### Records for the exercise
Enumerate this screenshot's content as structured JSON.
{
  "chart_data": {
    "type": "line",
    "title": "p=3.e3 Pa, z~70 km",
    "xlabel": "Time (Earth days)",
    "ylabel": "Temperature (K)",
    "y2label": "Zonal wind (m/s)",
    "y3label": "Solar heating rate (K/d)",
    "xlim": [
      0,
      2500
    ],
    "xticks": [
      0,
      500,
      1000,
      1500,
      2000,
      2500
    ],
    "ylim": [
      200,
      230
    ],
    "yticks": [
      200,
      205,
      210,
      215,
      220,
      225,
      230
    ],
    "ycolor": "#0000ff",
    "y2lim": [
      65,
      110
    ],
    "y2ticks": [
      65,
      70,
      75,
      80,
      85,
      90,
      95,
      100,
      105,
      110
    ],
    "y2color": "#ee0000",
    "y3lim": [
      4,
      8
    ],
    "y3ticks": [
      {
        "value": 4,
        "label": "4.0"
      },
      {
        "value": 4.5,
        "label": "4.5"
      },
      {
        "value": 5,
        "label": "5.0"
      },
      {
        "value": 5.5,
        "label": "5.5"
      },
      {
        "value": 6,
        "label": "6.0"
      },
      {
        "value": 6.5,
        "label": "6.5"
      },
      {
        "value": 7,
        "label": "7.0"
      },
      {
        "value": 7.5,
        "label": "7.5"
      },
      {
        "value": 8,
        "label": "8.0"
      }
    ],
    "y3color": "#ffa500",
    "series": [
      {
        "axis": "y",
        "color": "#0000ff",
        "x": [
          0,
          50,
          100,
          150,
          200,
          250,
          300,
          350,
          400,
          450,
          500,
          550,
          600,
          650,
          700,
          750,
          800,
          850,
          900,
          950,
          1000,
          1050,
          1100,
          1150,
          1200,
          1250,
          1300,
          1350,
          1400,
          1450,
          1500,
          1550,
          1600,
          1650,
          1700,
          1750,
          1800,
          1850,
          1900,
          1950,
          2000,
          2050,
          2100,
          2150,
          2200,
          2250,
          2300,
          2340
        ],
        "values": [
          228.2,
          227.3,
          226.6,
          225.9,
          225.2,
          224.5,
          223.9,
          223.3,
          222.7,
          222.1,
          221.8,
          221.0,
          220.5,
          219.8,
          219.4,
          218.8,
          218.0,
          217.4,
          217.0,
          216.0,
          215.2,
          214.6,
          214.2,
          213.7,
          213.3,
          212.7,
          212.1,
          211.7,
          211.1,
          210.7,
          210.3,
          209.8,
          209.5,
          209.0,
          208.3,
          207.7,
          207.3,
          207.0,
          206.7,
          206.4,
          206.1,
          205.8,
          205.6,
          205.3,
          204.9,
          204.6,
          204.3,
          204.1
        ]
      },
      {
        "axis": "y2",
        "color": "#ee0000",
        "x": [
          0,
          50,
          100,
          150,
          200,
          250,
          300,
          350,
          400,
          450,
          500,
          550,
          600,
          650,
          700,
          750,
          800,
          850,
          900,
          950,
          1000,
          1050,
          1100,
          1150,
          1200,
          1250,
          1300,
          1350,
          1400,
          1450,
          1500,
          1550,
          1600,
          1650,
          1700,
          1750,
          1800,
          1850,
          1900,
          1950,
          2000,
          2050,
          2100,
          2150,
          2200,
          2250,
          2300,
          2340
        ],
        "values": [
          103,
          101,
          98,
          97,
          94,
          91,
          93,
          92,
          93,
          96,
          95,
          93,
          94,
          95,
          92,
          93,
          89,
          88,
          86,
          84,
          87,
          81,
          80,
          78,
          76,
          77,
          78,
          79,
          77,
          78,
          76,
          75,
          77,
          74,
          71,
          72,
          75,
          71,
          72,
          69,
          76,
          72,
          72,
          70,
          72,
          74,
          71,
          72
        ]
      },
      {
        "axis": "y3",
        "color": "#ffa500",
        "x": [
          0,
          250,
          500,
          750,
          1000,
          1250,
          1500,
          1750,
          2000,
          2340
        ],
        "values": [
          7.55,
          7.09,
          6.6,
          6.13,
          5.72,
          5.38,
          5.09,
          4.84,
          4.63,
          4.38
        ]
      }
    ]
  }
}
######
What is being asked: Reproduce the material exactly, with every line intact.

Exercise response:
Enumerate this screenshot's content as structured JSON.
{
  "chart_data": {
    "type": "line",
    "title": "p=3.e3 Pa, z~70 km",
    "xlabel": "Time (Earth days)",
    "ylabel": "Temperature (K)",
    "y2label": "Zonal wind (m/s)",
    "y3label": "Solar heating rate (K/d)",
    "xlim": [
      0,
      2500
    ],
    "xticks": [
      0,
      500,
      1000,
      1500,
      2000,
      2500
    ],
    "ylim": [
      200,
      230
    ],
    "yticks": [
      200,
      205,
      210,
      215,
      220,
      225,
      230
    ],
    "ycolor": "#0000ff",
    "y2lim": [
      65,
      110
    ],
    "y2ticks": [
      65,
      70,
      75,
      80,
      85,
      90,
      95,
      100,
      105,
      110
    ],
    "y2color": "#ee0000",
    "y3lim": [
      4,
      8
    ],
    "y3ticks": [
      {
        "value": 4,
        "label": "4.0"
      },
      {
        "value": 4.5,
        "label": "4.5"
      },
      {
        "value": 5,
        "label": "5.0"
      },
      {
        "value": 5.5,
        "label": "5.5"
      },
      {
        "value": 6,
        "label": "6.0"
      },
      {
        "value": 6.5,
        "label": "6.5"
      },
      {
        "value": 7,
        "label": "7.0"
      },
      {
        "value": 7.5,
        "label": "7.5"
      },
      {
        "value": 8,
        "label": "8.0"
      }
    ],
    "y3color": "#ffa500",
    "series": [
      {
        "axis": "y",
        "color": "#0000ff",
        "x": [
          0,
          50,
          100,
          150,
          200,
          250,
          300,
          350,
          400,
          450,
          500,
          550,
          600,
          650,
          700,
          750,
          800,
          850,
          900,
          950,
          1000,
          1050,
          1100,
          1150,
          1200,
          1250,
          1300,
          1350,
          1400,
          1450,
          1500,
          1550,
          1600,
          1650,
          1700,
          1750,
          1800,
          1850,
          1900,
          1950,
          2000,
          2050,
          2100,
          2150,
          2200,
          2250,
          2300,
          2340
        ],
        "values": [
          228.2,
          227.3,
          226.6,
          225.9,
          225.2,
          224.5,
          223.9,
          223.3,
          222.7,
          222.1,
          221.8,
          221.0,
          220.5,
          219.8,
          219.4,
          218.8,
          218.0,
          217.4,
          217.0,
          216.0,
          215.2,
          214.6,
          214.2,
          213.7,
          213.3,
          212.7,
          212.1,
          211.7,
          211.1,
          210.7,
          210.3,
          209.8,
          209.5,
          209.0,
          208.3,
          207.7,
          207.3,
          207.0,
          206.7,
          206.4,
          206.1,
          205.8,
          205.6,
          205.3,
          204.9,
          204.6,
          204.3,
          204.1
        ]
      },
      {
        "axis": "y2",
        "color": "#ee0000",
        "x": [
          0,
          50,
          100,
          150,
          200,
          250,
          300,
          350,
          400,
          450,
          500,
          550,
          600,
          650,
          700,
          750,
          800,
          850,
          900,
          950,
          1000,
          1050,
          1100,
          1150,
          1200,
          1250,
          1300,
          1350,
          1400,
          1450,
          1500,
          1550,
          1600,
          1650,
          1700,
          1750,
          1800,
          1850,
          1900,
          1950,
          2000,
          2050,
          2100,
          2150,
          2200,
          2250,
          2300,
          2340
        ],
        "values": [
          103,
          101,
          98,
          97,
          94,
          91,
          93,
          92,
          93,
          96,
          95,
          93,
          94,
          95,
          92,
          93,
          89,
          88,
          86,
          84,
          87,
          81,
          80,
          78,
          76,
          77,
          78,
          79,
          77,
          78,
          76,
          75,
          77,
          74,
          71,
          72,
          75,
          71,
          72,
          69,
          76,
          72,
          72,
          70,
          72,
          74,
          71,
          72
        ]
      },
      {
        "axis": "y3",
        "color": "#ffa500",
        "x": [
          0,
          250,
          500,
          750,
          1000,
          1250,
          1500,
          1750,
          2000,
          2340
        ],
        "values": [
          7.55,
          7.09,
          6.6,
          6.13,
          5.72,
          5.38,
          5.09,
          4.84,
          4.63,
          4.38
        ]
      }
    ]
  }
}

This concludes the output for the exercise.